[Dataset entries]

※

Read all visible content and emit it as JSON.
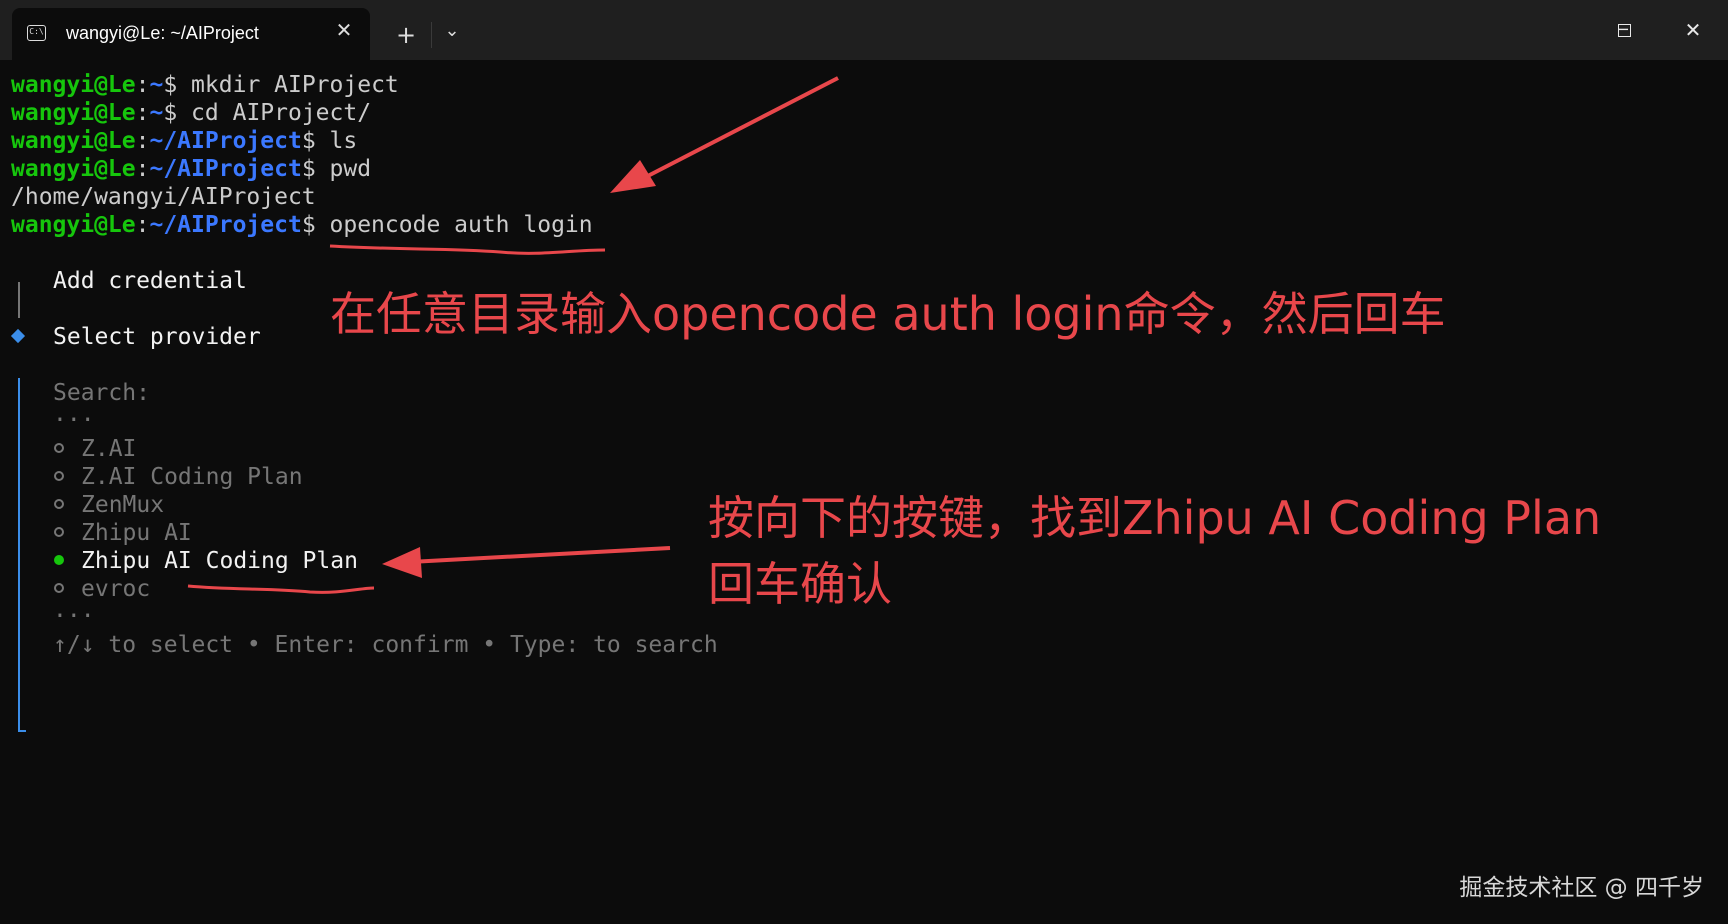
{
  "window": {
    "tab_title": "wangyi@Le: ~/AIProject",
    "tab_icon_text": "C:\\",
    "new_tab_symbol": "+",
    "dropdown_symbol": "⌄",
    "close_tab_symbol": "✕",
    "minimize_symbol": "─",
    "maximize_symbol": "☐",
    "close_symbol": "✕"
  },
  "terminal": {
    "lines": [
      {
        "user": "wangyi@Le",
        "sep": ":",
        "path": "~",
        "prompt": "$",
        "cmd": " mkdir AIProject"
      },
      {
        "user": "wangyi@Le",
        "sep": ":",
        "path": "~",
        "prompt": "$",
        "cmd": " cd AIProject/"
      },
      {
        "user": "wangyi@Le",
        "sep": ":",
        "path": "~/AIProject",
        "prompt": "$",
        "cmd": " ls"
      },
      {
        "user": "wangyi@Le",
        "sep": ":",
        "path": "~/AIProject",
        "prompt": "$",
        "cmd": " pwd"
      }
    ],
    "pwd_output": "/home/wangyi/AIProject",
    "last_line": {
      "user": "wangyi@Le",
      "sep": ":",
      "path": "~/AIProject",
      "prompt": "$",
      "cmd": " opencode auth login"
    },
    "add_credential": "Add credential",
    "select_provider": "Select provider",
    "search_label": "Search:",
    "ellipsis_top": "...",
    "providers": [
      {
        "label": "Z.AI",
        "selected": false
      },
      {
        "label": "Z.AI Coding Plan",
        "selected": false
      },
      {
        "label": "ZenMux",
        "selected": false
      },
      {
        "label": "Zhipu AI",
        "selected": false
      },
      {
        "label": "Zhipu AI Coding Plan",
        "selected": true
      },
      {
        "label": "evroc",
        "selected": false
      }
    ],
    "ellipsis_bottom": "...",
    "hint": "↑/↓ to select • Enter: confirm • Type: to search"
  },
  "annotations": {
    "step1": "在任意目录输入opencode auth login命令，然后回车",
    "step2_line1": "按向下的按键，找到Zhipu AI Coding Plan",
    "step2_line2": "回车确认",
    "color": "#e8474b"
  },
  "watermark": "掘金技术社区 @ 四千岁",
  "colors": {
    "background": "#0c0c0c",
    "user_green": "#16c60c",
    "path_blue": "#3b78ff",
    "text": "#cccccc",
    "dim": "#767676"
  }
}
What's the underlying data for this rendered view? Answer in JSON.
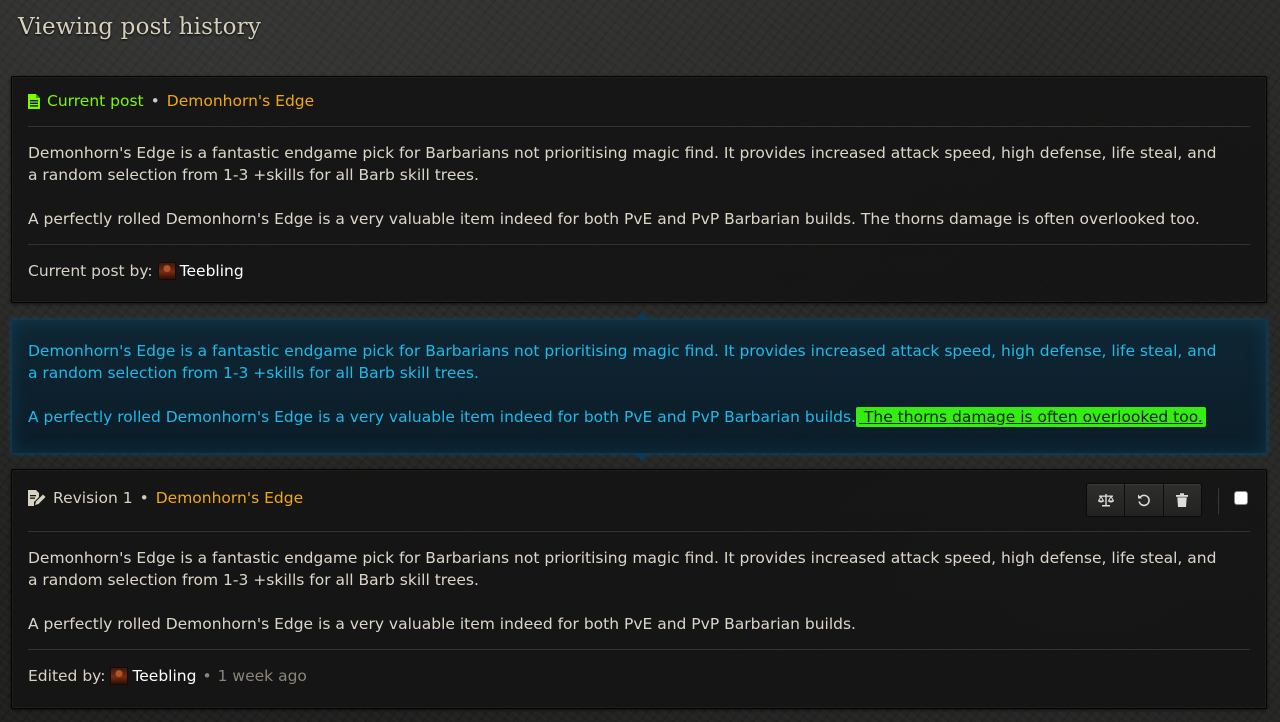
{
  "page": {
    "title": "Viewing post history"
  },
  "current": {
    "label": "Current post",
    "separator": "•",
    "item_name": "Demonhorn's Edge",
    "paragraph1": "Demonhorn's Edge is a fantastic endgame pick for Barbarians not prioritising magic find. It provides increased attack speed, high defense, life steal, and a random selection from 1-3 +skills for all Barb skill trees.",
    "paragraph2": "A perfectly rolled Demonhorn's Edge is a very valuable item indeed for both PvE and PvP Barbarian builds. The thorns damage is often overlooked too.",
    "byline_label": "Current post by:",
    "author": "Teebling"
  },
  "diff": {
    "paragraph1": "Demonhorn's Edge is a fantastic endgame pick for Barbarians not prioritising magic find. It provides increased attack speed, high defense, life steal, and a random selection from 1-3 +skills for all Barb skill trees.",
    "paragraph2_unchanged": "A perfectly rolled Demonhorn's Edge is a very valuable item indeed for both PvE and PvP Barbarian builds.",
    "paragraph2_added": " The thorns damage is often overlooked too.",
    "colors": {
      "text": "#1fb9ea",
      "added_bg": "#33ee10"
    }
  },
  "revision": {
    "label": "Revision 1",
    "separator": "•",
    "item_name": "Demonhorn's Edge",
    "paragraph1": "Demonhorn's Edge is a fantastic endgame pick for Barbarians not prioritising magic find. It provides increased attack speed, high defense, life steal, and a random selection from 1-3 +skills for all Barb skill trees.",
    "paragraph2": "A perfectly rolled Demonhorn's Edge is a very valuable item indeed for both PvE and PvP Barbarian builds.",
    "byline_label": "Edited by:",
    "author": "Teebling",
    "time_separator": "•",
    "time": "1 week ago",
    "buttons": [
      {
        "icon": "balance-scale-icon"
      },
      {
        "icon": "undo-icon"
      },
      {
        "icon": "trash-icon"
      }
    ]
  },
  "colors": {
    "accent_green": "#7cfa00",
    "item_orange": "#f0a814",
    "diff_blue": "#1fb9ea"
  }
}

※

● Written exercise: Every entry must be transcribed exactly. Pictures do not belong in the copy.

● Completed exercise:
Read all visible content and emit it as JSON.
{
  "window": {
    "tab_title": "wangyi@Le: ~/AIProject",
    "tab_icon_text": "C:\\",
    "new_tab_symbol": "+",
    "dropdown_symbol": "⌄",
    "close_tab_symbol": "✕",
    "minimize_symbol": "─",
    "maximize_symbol": "☐",
    "close_symbol": "✕"
  },
  "terminal": {
    "lines": [
      {
        "user": "wangyi@Le",
        "sep": ":",
        "path": "~",
        "prompt": "$",
        "cmd": " mkdir AIProject"
      },
      {
        "user": "wangyi@Le",
        "sep": ":",
        "path": "~",
        "prompt": "$",
        "cmd": " cd AIProject/"
      },
      {
        "user": "wangyi@Le",
        "sep": ":",
        "path": "~/AIProject",
        "prompt": "$",
        "cmd": " ls"
      },
      {
        "user": "wangyi@Le",
        "sep": ":",
        "path": "~/AIProject",
        "prompt": "$",
        "cmd": " pwd"
      }
    ],
    "pwd_output": "/home/wangyi/AIProject",
    "last_line": {
      "user": "wangyi@Le",
      "sep": ":",
      "path": "~/AIProject",
      "prompt": "$",
      "cmd": " opencode auth login"
    },
    "add_credential": "Add credential",
    "select_provider": "Select provider",
    "search_label": "Search:",
    "ellipsis_top": "...",
    "providers": [
      {
        "label": "Z.AI",
        "selected": false
      },
      {
        "label": "Z.AI Coding Plan",
        "selected": false
      },
      {
        "label": "ZenMux",
        "selected": false
      },
      {
        "label": "Zhipu AI",
        "selected": false
      },
      {
        "label": "Zhipu AI Coding Plan",
        "selected": true
      },
      {
        "label": "evroc",
        "selected": false
      }
    ],
    "ellipsis_bottom": "...",
    "hint": "↑/↓ to select • Enter: confirm • Type: to search"
  },
  "annotations": {
    "step1": "在任意目录输入opencode auth login命令，然后回车",
    "step2_line1": "按向下的按键，找到Zhipu AI Coding Plan",
    "step2_line2": "回车确认",
    "color": "#e8474b"
  },
  "watermark": "掘金技术社区 @ 四千岁",
  "colors": {
    "background": "#0c0c0c",
    "user_green": "#16c60c",
    "path_blue": "#3b78ff",
    "text": "#cccccc",
    "dim": "#767676"
  }
}
What's the underlying data for this rendered view? Answer in JSON.
{
  "page": {
    "title": "Viewing post history"
  },
  "current": {
    "label": "Current post",
    "separator": "•",
    "item_name": "Demonhorn's Edge",
    "paragraph1": "Demonhorn's Edge is a fantastic endgame pick for Barbarians not prioritising magic find. It provides increased attack speed, high defense, life steal, and a random selection from 1-3 +skills for all Barb skill trees.",
    "paragraph2": "A perfectly rolled Demonhorn's Edge is a very valuable item indeed for both PvE and PvP Barbarian builds. The thorns damage is often overlooked too.",
    "byline_label": "Current post by:",
    "author": "Teebling"
  },
  "diff": {
    "paragraph1": "Demonhorn's Edge is a fantastic endgame pick for Barbarians not prioritising magic find. It provides increased attack speed, high defense, life steal, and a random selection from 1-3 +skills for all Barb skill trees.",
    "paragraph2_unchanged": "A perfectly rolled Demonhorn's Edge is a very valuable item indeed for both PvE and PvP Barbarian builds.",
    "paragraph2_added": " The thorns damage is often overlooked too.",
    "colors": {
      "text": "#1fb9ea",
      "added_bg": "#33ee10"
    }
  },
  "revision": {
    "label": "Revision 1",
    "separator": "•",
    "item_name": "Demonhorn's Edge",
    "paragraph1": "Demonhorn's Edge is a fantastic endgame pick for Barbarians not prioritising magic find. It provides increased attack speed, high defense, life steal, and a random selection from 1-3 +skills for all Barb skill trees.",
    "paragraph2": "A perfectly rolled Demonhorn's Edge is a very valuable item indeed for both PvE and PvP Barbarian builds.",
    "byline_label": "Edited by:",
    "author": "Teebling",
    "time_separator": "•",
    "time": "1 week ago",
    "buttons": [
      {
        "icon": "balance-scale-icon"
      },
      {
        "icon": "undo-icon"
      },
      {
        "icon": "trash-icon"
      }
    ]
  },
  "colors": {
    "accent_green": "#7cfa00",
    "item_orange": "#f0a814",
    "diff_blue": "#1fb9ea"
  }
}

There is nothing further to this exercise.